Data extracted from a collection:
____

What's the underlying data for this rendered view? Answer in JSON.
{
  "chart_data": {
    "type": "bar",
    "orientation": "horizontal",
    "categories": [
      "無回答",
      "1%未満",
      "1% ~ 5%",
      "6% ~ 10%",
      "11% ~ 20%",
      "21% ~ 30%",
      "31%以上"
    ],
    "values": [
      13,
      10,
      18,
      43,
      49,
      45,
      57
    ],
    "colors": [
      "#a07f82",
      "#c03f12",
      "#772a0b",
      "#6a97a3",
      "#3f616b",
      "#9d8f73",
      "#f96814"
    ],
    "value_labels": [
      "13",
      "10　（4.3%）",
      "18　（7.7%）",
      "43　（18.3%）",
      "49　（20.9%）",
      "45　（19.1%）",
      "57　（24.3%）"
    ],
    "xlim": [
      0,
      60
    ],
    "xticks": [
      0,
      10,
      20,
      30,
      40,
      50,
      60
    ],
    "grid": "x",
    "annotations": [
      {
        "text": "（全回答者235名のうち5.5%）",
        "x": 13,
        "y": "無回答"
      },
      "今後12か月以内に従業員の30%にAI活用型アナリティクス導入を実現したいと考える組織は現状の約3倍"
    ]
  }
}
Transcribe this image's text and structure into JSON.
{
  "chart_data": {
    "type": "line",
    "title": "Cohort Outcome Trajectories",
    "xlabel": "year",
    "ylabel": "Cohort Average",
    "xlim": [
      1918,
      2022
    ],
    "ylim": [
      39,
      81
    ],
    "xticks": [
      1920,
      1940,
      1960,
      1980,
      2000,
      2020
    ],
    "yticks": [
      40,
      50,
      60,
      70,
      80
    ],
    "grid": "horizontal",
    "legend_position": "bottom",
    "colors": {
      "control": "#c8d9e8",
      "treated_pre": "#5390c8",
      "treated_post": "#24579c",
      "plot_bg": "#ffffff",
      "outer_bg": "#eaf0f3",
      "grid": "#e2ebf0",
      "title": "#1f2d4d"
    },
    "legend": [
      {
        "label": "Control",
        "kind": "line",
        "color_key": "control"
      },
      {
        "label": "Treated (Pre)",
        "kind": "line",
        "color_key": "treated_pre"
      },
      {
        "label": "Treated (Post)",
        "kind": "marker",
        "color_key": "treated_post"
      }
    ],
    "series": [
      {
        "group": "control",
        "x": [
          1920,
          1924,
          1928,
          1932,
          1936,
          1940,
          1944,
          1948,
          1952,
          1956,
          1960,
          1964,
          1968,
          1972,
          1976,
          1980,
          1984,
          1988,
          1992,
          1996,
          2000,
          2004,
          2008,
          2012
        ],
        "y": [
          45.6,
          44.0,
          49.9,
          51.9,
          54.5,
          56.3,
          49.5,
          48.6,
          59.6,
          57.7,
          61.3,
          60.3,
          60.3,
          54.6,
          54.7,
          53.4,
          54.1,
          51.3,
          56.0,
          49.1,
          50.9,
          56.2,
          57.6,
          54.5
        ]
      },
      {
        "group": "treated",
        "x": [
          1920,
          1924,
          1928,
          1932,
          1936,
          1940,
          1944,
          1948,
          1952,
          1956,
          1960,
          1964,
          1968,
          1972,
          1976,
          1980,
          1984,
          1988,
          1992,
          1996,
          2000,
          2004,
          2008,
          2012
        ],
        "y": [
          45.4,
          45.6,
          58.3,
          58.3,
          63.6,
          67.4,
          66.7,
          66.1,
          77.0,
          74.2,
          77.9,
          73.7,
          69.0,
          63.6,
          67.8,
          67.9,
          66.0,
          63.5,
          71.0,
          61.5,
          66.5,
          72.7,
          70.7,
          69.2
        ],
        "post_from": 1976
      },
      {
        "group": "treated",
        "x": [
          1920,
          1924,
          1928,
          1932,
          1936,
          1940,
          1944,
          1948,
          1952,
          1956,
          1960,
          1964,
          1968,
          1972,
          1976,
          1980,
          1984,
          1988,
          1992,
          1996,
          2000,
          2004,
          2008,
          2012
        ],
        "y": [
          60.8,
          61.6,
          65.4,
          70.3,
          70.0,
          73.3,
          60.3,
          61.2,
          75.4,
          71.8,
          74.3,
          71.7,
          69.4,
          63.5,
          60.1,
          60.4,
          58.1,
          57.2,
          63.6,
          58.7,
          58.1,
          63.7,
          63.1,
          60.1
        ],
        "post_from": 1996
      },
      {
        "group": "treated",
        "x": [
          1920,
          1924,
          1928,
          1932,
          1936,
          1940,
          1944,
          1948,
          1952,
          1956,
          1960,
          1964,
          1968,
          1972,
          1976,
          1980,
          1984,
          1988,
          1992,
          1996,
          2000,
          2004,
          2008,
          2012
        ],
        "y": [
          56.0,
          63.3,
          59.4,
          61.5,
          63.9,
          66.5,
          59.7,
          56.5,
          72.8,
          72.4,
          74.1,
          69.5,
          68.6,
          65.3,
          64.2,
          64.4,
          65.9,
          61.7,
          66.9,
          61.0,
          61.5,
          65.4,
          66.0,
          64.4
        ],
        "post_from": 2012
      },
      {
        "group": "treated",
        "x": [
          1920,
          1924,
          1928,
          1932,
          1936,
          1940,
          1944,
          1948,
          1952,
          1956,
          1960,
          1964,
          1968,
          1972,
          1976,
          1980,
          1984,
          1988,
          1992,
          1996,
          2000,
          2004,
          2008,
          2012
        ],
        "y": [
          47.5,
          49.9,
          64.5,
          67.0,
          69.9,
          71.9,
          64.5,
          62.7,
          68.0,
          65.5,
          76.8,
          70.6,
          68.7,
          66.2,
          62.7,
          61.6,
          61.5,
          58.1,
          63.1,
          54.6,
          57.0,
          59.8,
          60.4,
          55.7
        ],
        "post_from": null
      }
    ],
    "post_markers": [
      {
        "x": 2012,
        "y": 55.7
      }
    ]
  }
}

____

REQUIREMENTS:
From the records above, extract every entry exactly as given.

SOLUTION FOR THIS PROBLEM:
What's the underlying data for this rendered view? Answer in JSON.
{
  "chart_data": {
    "type": "bar",
    "orientation": "horizontal",
    "categories": [
      "無回答",
      "1%未満",
      "1% ~ 5%",
      "6% ~ 10%",
      "11% ~ 20%",
      "21% ~ 30%",
      "31%以上"
    ],
    "values": [
      13,
      10,
      18,
      43,
      49,
      45,
      57
    ],
    "colors": [
      "#a07f82",
      "#c03f12",
      "#772a0b",
      "#6a97a3",
      "#3f616b",
      "#9d8f73",
      "#f96814"
    ],
    "value_labels": [
      "13",
      "10　（4.3%）",
      "18　（7.7%）",
      "43　（18.3%）",
      "49　（20.9%）",
      "45　（19.1%）",
      "57　（24.3%）"
    ],
    "xlim": [
      0,
      60
    ],
    "xticks": [
      0,
      10,
      20,
      30,
      40,
      50,
      60
    ],
    "grid": "x",
    "annotations": [
      {
        "text": "（全回答者235名のうち5.5%）",
        "x": 13,
        "y": "無回答"
      },
      "今後12か月以内に従業員の30%にAI活用型アナリティクス導入を実現したいと考える組織は現状の約3倍"
    ]
  }
}
Transcribe this image's text and structure into JSON.
{
  "chart_data": {
    "type": "line",
    "title": "Cohort Outcome Trajectories",
    "xlabel": "year",
    "ylabel": "Cohort Average",
    "xlim": [
      1918,
      2022
    ],
    "ylim": [
      39,
      81
    ],
    "xticks": [
      1920,
      1940,
      1960,
      1980,
      2000,
      2020
    ],
    "yticks": [
      40,
      50,
      60,
      70,
      80
    ],
    "grid": "horizontal",
    "legend_position": "bottom",
    "colors": {
      "control": "#c8d9e8",
      "treated_pre": "#5390c8",
      "treated_post": "#24579c",
      "plot_bg": "#ffffff",
      "outer_bg": "#eaf0f3",
      "grid": "#e2ebf0",
      "title": "#1f2d4d"
    },
    "legend": [
      {
        "label": "Control",
        "kind": "line",
        "color_key": "control"
      },
      {
        "label": "Treated (Pre)",
        "kind": "line",
        "color_key": "treated_pre"
      },
      {
        "label": "Treated (Post)",
        "kind": "marker",
        "color_key": "treated_post"
      }
    ],
    "series": [
      {
        "group": "control",
        "x": [
          1920,
          1924,
          1928,
          1932,
          1936,
          1940,
          1944,
          1948,
          1952,
          1956,
          1960,
          1964,
          1968,
          1972,
          1976,
          1980,
          1984,
          1988,
          1992,
          1996,
          2000,
          2004,
          2008,
          2012
        ],
        "y": [
          45.6,
          44.0,
          49.9,
          51.9,
          54.5,
          56.3,
          49.5,
          48.6,
          59.6,
          57.7,
          61.3,
          60.3,
          60.3,
          54.6,
          54.7,
          53.4,
          54.1,
          51.3,
          56.0,
          49.1,
          50.9,
          56.2,
          57.6,
          54.5
        ]
      },
      {
        "group": "treated",
        "x": [
          1920,
          1924,
          1928,
          1932,
          1936,
          1940,
          1944,
          1948,
          1952,
          1956,
          1960,
          1964,
          1968,
          1972,
          1976,
          1980,
          1984,
          1988,
          1992,
          1996,
          2000,
          2004,
          2008,
          2012
        ],
        "y": [
          45.4,
          45.6,
          58.3,
          58.3,
          63.6,
          67.4,
          66.7,
          66.1,
          77.0,
          74.2,
          77.9,
          73.7,
          69.0,
          63.6,
          67.8,
          67.9,
          66.0,
          63.5,
          71.0,
          61.5,
          66.5,
          72.7,
          70.7,
          69.2
        ],
        "post_from": 1976
      },
      {
        "group": "treated",
        "x": [
          1920,
          1924,
          1928,
          1932,
          1936,
          1940,
          1944,
          1948,
          1952,
          1956,
          1960,
          1964,
          1968,
          1972,
          1976,
          1980,
          1984,
          1988,
          1992,
          1996,
          2000,
          2004,
          2008,
          2012
        ],
        "y": [
          60.8,
          61.6,
          65.4,
          70.3,
          70.0,
          73.3,
          60.3,
          61.2,
          75.4,
          71.8,
          74.3,
          71.7,
          69.4,
          63.5,
          60.1,
          60.4,
          58.1,
          57.2,
          63.6,
          58.7,
          58.1,
          63.7,
          63.1,
          60.1
        ],
        "post_from": 1996
      },
      {
        "group": "treated",
        "x": [
          1920,
          1924,
          1928,
          1932,
          1936,
          1940,
          1944,
          1948,
          1952,
          1956,
          1960,
          1964,
          1968,
          1972,
          1976,
          1980,
          1984,
          1988,
          1992,
          1996,
          2000,
          2004,
          2008,
          2012
        ],
        "y": [
          56.0,
          63.3,
          59.4,
          61.5,
          63.9,
          66.5,
          59.7,
          56.5,
          72.8,
          72.4,
          74.1,
          69.5,
          68.6,
          65.3,
          64.2,
          64.4,
          65.9,
          61.7,
          66.9,
          61.0,
          61.5,
          65.4,
          66.0,
          64.4
        ],
        "post_from": 2012
      },
      {
        "group": "treated",
        "x": [
          1920,
          1924,
          1928,
          1932,
          1936,
          1940,
          1944,
          1948,
          1952,
          1956,
          1960,
          1964,
          1968,
          1972,
          1976,
          1980,
          1984,
          1988,
          1992,
          1996,
          2000,
          2004,
          2008,
          2012
        ],
        "y": [
          47.5,
          49.9,
          64.5,
          67.0,
          69.9,
          71.9,
          64.5,
          62.7,
          68.0,
          65.5,
          76.8,
          70.6,
          68.7,
          66.2,
          62.7,
          61.6,
          61.5,
          58.1,
          63.1,
          54.6,
          57.0,
          59.8,
          60.4,
          55.7
        ],
        "post_from": null
      }
    ],
    "post_markers": [
      {
        "x": 2012,
        "y": 55.7
      }
    ]
  }
}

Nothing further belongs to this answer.